[Records]
## start
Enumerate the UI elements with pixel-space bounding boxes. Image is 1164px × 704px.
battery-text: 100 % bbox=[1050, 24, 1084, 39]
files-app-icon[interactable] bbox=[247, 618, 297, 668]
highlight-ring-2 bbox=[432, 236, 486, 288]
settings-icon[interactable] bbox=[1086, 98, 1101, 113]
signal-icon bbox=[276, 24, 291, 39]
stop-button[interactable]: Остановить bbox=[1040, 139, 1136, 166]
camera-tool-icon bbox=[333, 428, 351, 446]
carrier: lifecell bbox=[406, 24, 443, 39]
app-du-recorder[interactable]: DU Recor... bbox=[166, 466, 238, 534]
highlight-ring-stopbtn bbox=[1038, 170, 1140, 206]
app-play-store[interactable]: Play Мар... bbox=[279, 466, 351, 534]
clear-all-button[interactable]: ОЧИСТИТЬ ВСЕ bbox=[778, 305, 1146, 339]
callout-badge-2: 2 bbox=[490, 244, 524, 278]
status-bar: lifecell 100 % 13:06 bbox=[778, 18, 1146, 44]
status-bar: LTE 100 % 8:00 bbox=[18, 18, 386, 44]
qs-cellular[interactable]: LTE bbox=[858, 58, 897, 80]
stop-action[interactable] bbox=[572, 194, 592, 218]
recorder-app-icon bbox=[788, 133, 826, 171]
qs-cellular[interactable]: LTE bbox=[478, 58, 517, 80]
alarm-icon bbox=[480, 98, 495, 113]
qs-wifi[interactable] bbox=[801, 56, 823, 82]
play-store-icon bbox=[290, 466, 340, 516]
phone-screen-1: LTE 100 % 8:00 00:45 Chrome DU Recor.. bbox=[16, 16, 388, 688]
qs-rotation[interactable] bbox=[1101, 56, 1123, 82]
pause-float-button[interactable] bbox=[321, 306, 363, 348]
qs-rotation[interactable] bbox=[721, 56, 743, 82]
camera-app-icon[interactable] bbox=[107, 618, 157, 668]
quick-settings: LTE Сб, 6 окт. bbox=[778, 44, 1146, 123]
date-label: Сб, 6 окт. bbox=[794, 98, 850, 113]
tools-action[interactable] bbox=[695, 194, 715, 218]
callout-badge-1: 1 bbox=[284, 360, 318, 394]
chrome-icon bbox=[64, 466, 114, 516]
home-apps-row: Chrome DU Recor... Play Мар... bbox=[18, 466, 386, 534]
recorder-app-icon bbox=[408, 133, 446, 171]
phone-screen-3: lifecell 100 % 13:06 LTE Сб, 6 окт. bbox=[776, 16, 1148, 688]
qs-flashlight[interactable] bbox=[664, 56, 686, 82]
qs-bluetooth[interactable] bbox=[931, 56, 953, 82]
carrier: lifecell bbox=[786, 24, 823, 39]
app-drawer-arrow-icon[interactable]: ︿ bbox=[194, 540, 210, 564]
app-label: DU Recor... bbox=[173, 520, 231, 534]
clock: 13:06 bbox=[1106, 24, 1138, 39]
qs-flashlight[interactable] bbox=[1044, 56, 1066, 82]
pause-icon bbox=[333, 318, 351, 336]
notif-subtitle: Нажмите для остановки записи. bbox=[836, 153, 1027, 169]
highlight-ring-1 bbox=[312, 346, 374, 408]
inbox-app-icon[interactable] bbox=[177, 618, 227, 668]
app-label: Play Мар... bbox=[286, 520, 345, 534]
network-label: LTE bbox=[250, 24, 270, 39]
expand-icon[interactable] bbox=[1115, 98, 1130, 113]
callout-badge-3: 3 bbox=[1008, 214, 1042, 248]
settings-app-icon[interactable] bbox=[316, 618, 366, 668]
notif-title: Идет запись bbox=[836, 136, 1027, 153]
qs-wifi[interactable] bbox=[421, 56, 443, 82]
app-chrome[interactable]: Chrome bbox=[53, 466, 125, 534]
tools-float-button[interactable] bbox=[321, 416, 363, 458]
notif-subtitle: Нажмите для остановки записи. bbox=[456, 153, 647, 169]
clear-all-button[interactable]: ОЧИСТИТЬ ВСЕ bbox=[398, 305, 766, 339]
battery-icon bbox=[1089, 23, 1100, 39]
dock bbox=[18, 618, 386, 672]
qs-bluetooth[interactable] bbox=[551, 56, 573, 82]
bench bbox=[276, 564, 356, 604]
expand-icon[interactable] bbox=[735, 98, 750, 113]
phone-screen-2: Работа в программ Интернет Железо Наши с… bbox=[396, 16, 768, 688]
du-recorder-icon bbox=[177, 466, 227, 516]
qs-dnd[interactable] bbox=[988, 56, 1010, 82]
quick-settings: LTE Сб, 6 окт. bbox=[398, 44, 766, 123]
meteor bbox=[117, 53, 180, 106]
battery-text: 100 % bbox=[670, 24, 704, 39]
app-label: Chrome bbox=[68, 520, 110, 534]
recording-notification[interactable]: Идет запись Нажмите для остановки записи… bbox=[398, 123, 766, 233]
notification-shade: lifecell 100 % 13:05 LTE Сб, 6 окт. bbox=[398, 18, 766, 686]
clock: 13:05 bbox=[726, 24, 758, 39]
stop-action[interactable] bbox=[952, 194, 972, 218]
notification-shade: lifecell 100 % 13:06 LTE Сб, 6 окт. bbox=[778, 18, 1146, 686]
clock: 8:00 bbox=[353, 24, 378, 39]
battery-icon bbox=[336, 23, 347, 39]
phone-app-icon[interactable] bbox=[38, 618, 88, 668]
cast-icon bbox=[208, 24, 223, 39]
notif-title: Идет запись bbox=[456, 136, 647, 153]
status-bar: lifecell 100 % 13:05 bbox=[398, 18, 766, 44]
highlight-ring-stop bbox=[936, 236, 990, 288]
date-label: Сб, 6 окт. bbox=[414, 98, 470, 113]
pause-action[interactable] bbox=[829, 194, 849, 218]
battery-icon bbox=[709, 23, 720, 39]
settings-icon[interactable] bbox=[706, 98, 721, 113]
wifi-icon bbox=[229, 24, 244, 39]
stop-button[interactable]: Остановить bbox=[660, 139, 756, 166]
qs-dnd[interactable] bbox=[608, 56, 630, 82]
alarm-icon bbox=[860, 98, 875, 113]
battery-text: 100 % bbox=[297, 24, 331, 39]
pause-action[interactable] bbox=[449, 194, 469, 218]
## end
• **DESCRIPTION OF THE TASK**
Please print all of the items above again, keeping every line unchanged.

• **SOLUTION TO THIS EXERCISE**
Enumerate the UI elements with pixel-space bounding boxes. Image is 1164px × 704px.
battery-text: 100 % bbox=[1050, 24, 1084, 39]
files-app-icon[interactable] bbox=[247, 618, 297, 668]
highlight-ring-2 bbox=[432, 236, 486, 288]
settings-icon[interactable] bbox=[1086, 98, 1101, 113]
signal-icon bbox=[276, 24, 291, 39]
stop-button[interactable]: Остановить bbox=[1040, 139, 1136, 166]
camera-tool-icon bbox=[333, 428, 351, 446]
carrier: lifecell bbox=[406, 24, 443, 39]
app-du-recorder[interactable]: DU Recor... bbox=[166, 466, 238, 534]
highlight-ring-stopbtn bbox=[1038, 170, 1140, 206]
app-play-store[interactable]: Play Мар... bbox=[279, 466, 351, 534]
clear-all-button[interactable]: ОЧИСТИТЬ ВСЕ bbox=[778, 305, 1146, 339]
callout-badge-2: 2 bbox=[490, 244, 524, 278]
status-bar: lifecell 100 % 13:06 bbox=[778, 18, 1146, 44]
status-bar: LTE 100 % 8:00 bbox=[18, 18, 386, 44]
qs-cellular[interactable]: LTE bbox=[858, 58, 897, 80]
stop-action[interactable] bbox=[572, 194, 592, 218]
recorder-app-icon bbox=[788, 133, 826, 171]
qs-cellular[interactable]: LTE bbox=[478, 58, 517, 80]
alarm-icon bbox=[480, 98, 495, 113]
qs-wifi[interactable] bbox=[801, 56, 823, 82]
play-store-icon bbox=[290, 466, 340, 516]
phone-screen-1: LTE 100 % 8:00 00:45 Chrome DU Recor.. bbox=[16, 16, 388, 688]
qs-rotation[interactable] bbox=[1101, 56, 1123, 82]
pause-float-button[interactable] bbox=[321, 306, 363, 348]
qs-rotation[interactable] bbox=[721, 56, 743, 82]
camera-app-icon[interactable] bbox=[107, 618, 157, 668]
quick-settings: LTE Сб, 6 окт. bbox=[778, 44, 1146, 123]
date-label: Сб, 6 окт. bbox=[794, 98, 850, 113]
tools-action[interactable] bbox=[695, 194, 715, 218]
callout-badge-1: 1 bbox=[284, 360, 318, 394]
chrome-icon bbox=[64, 466, 114, 516]
home-apps-row: Chrome DU Recor... Play Мар... bbox=[18, 466, 386, 534]
recorder-app-icon bbox=[408, 133, 446, 171]
phone-screen-3: lifecell 100 % 13:06 LTE Сб, 6 окт. bbox=[776, 16, 1148, 688]
qs-flashlight[interactable] bbox=[664, 56, 686, 82]
qs-bluetooth[interactable] bbox=[931, 56, 953, 82]
carrier: lifecell bbox=[786, 24, 823, 39]
app-drawer-arrow-icon[interactable]: ︿ bbox=[194, 540, 210, 564]
app-label: DU Recor... bbox=[173, 520, 231, 534]
clock: 13:06 bbox=[1106, 24, 1138, 39]
qs-flashlight[interactable] bbox=[1044, 56, 1066, 82]
pause-icon bbox=[333, 318, 351, 336]
notif-subtitle: Нажмите для остановки записи. bbox=[836, 153, 1027, 169]
highlight-ring-1 bbox=[312, 346, 374, 408]
inbox-app-icon[interactable] bbox=[177, 618, 227, 668]
app-label: Play Мар... bbox=[286, 520, 345, 534]
network-label: LTE bbox=[250, 24, 270, 39]
expand-icon[interactable] bbox=[1115, 98, 1130, 113]
callout-badge-3: 3 bbox=[1008, 214, 1042, 248]
settings-app-icon[interactable] bbox=[316, 618, 366, 668]
notif-title: Идет запись bbox=[836, 136, 1027, 153]
qs-wifi[interactable] bbox=[421, 56, 443, 82]
app-chrome[interactable]: Chrome bbox=[53, 466, 125, 534]
tools-float-button[interactable] bbox=[321, 416, 363, 458]
notif-subtitle: Нажмите для остановки записи. bbox=[456, 153, 647, 169]
clear-all-button[interactable]: ОЧИСТИТЬ ВСЕ bbox=[398, 305, 766, 339]
battery-icon bbox=[1089, 23, 1100, 39]
dock bbox=[18, 618, 386, 672]
qs-bluetooth[interactable] bbox=[551, 56, 573, 82]
bench bbox=[276, 564, 356, 604]
expand-icon[interactable] bbox=[735, 98, 750, 113]
phone-screen-2: Работа в программ Интернет Железо Наши с… bbox=[396, 16, 768, 688]
du-recorder-icon bbox=[177, 466, 227, 516]
qs-dnd[interactable] bbox=[988, 56, 1010, 82]
quick-settings: LTE Сб, 6 окт. bbox=[398, 44, 766, 123]
meteor bbox=[117, 53, 180, 106]
battery-text: 100 % bbox=[670, 24, 704, 39]
app-label: Chrome bbox=[68, 520, 110, 534]
recording-notification[interactable]: Идет запись Нажмите для остановки записи… bbox=[398, 123, 766, 233]
notification-shade: lifecell 100 % 13:05 LTE Сб, 6 окт. bbox=[398, 18, 766, 686]
clock: 13:05 bbox=[726, 24, 758, 39]
stop-action[interactable] bbox=[952, 194, 972, 218]
notification-shade: lifecell 100 % 13:06 LTE Сб, 6 окт. bbox=[778, 18, 1146, 686]
clock: 8:00 bbox=[353, 24, 378, 39]
battery-icon bbox=[336, 23, 347, 39]
phone-app-icon[interactable] bbox=[38, 618, 88, 668]
cast-icon bbox=[208, 24, 223, 39]
notif-title: Идет запись bbox=[456, 136, 647, 153]
status-bar: lifecell 100 % 13:05 bbox=[398, 18, 766, 44]
highlight-ring-stop bbox=[936, 236, 990, 288]
date-label: Сб, 6 окт. bbox=[414, 98, 470, 113]
pause-action[interactable] bbox=[829, 194, 849, 218]
battery-icon bbox=[709, 23, 720, 39]
settings-icon[interactable] bbox=[706, 98, 721, 113]
wifi-icon bbox=[229, 24, 244, 39]
stop-button[interactable]: Остановить bbox=[660, 139, 756, 166]
qs-dnd[interactable] bbox=[608, 56, 630, 82]
alarm-icon bbox=[860, 98, 875, 113]
battery-text: 100 % bbox=[297, 24, 331, 39]
pause-action[interactable] bbox=[449, 194, 469, 218]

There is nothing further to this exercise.